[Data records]
+---+

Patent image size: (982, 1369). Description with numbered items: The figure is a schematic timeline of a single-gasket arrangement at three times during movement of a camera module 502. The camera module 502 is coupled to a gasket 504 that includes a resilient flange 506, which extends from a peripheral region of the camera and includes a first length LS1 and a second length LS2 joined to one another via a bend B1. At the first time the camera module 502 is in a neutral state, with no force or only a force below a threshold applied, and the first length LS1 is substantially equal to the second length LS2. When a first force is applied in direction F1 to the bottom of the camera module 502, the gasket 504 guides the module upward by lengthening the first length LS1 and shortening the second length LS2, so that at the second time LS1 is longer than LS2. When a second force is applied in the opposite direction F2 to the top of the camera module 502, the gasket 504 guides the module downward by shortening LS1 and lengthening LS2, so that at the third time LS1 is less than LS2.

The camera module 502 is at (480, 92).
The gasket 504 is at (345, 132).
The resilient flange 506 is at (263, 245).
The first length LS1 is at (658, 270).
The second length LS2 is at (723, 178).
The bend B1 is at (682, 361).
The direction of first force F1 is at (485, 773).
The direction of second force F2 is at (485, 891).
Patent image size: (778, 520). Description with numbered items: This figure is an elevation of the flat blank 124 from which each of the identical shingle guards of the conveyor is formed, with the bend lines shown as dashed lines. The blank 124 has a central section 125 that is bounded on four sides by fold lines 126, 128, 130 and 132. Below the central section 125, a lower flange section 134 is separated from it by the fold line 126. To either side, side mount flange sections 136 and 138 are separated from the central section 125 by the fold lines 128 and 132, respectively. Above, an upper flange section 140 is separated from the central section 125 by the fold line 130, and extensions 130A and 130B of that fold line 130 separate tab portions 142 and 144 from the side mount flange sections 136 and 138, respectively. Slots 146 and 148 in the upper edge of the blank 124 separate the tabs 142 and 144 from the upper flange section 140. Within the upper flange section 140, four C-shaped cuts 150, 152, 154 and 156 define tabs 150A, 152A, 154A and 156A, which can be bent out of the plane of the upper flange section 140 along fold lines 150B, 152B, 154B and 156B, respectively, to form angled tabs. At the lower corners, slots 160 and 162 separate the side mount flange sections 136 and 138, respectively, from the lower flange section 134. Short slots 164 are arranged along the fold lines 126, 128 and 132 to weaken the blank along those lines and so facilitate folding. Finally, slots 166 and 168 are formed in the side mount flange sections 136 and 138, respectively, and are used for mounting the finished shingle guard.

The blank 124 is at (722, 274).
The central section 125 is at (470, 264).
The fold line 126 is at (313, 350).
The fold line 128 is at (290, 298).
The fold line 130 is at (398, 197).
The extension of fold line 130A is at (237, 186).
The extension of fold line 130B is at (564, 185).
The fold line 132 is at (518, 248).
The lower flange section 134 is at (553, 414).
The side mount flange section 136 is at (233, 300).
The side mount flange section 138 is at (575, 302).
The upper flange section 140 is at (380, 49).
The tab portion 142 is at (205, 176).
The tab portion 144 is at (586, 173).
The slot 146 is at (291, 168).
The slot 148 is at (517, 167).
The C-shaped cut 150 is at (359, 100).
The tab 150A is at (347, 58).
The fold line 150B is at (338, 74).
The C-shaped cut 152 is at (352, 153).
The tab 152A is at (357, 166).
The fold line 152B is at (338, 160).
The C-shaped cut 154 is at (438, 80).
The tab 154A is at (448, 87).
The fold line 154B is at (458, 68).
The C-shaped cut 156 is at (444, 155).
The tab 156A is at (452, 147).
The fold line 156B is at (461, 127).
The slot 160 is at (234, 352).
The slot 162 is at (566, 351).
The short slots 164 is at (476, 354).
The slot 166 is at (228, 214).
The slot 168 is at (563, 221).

+---+

◆ Prompt: Identify each line in the items above that contains the string "shaped". Copy every such line in full.

◆ Answer for this exercise:
Patent image size: (778, 520). Description with numbered items: This figure is an elevation of the flat blank 124 from which each of the identical shingle guards of the conveyor is formed, with the bend lines shown as dashed lines. The blank 124 has a central section 125 that is bounded on four sides by fold lines 126, 128, 130 and 132. Below the central section 125, a lower flange section 134 is separated from it by the fold line 126. To either side, side mount flange sections 136 and 138 are separated from the central section 125 by the fold lines 128 and 132, respectively. Above, an upper flange section 140 is separated from the central section 125 by the fold line 130, and extensions 130A and 130B of that fold line 130 separate tab portions 142 and 144 from the side mount flange sections 136 and 138, respectively. Slots 146 and 148 in the upper edge of the blank 124 separate the tabs 142 and 144 from the upper flange section 140. Within the upper flange section 140, four C-shaped cuts 150, 152, 154 and 156 define tabs 150A, 152A, 154A and 156A, which can be bent out of the plane of the upper flange section 140 along fold lines 150B, 152B, 154B and 156B, respectively, to form angled tabs. At the lower corners, slots 160 and 162 separate the side mount flange sections 136 and 138, respectively, from the lower flange section 134. Short slots 164 are arranged along the fold lines 126, 128 and 132 to weaken the blank along those lines and so facilitate folding. Finally, slots 166 and 168 are formed in the side mount flange sections 136 and 138, respectively, and are used for mounting the finished shingle guard.
The C-shaped cut 150 is at (359, 100).
The C-shaped cut 152 is at (352, 153).
The C-shaped cut 154 is at (438, 80).
The C-shaped cut 156 is at (444, 155).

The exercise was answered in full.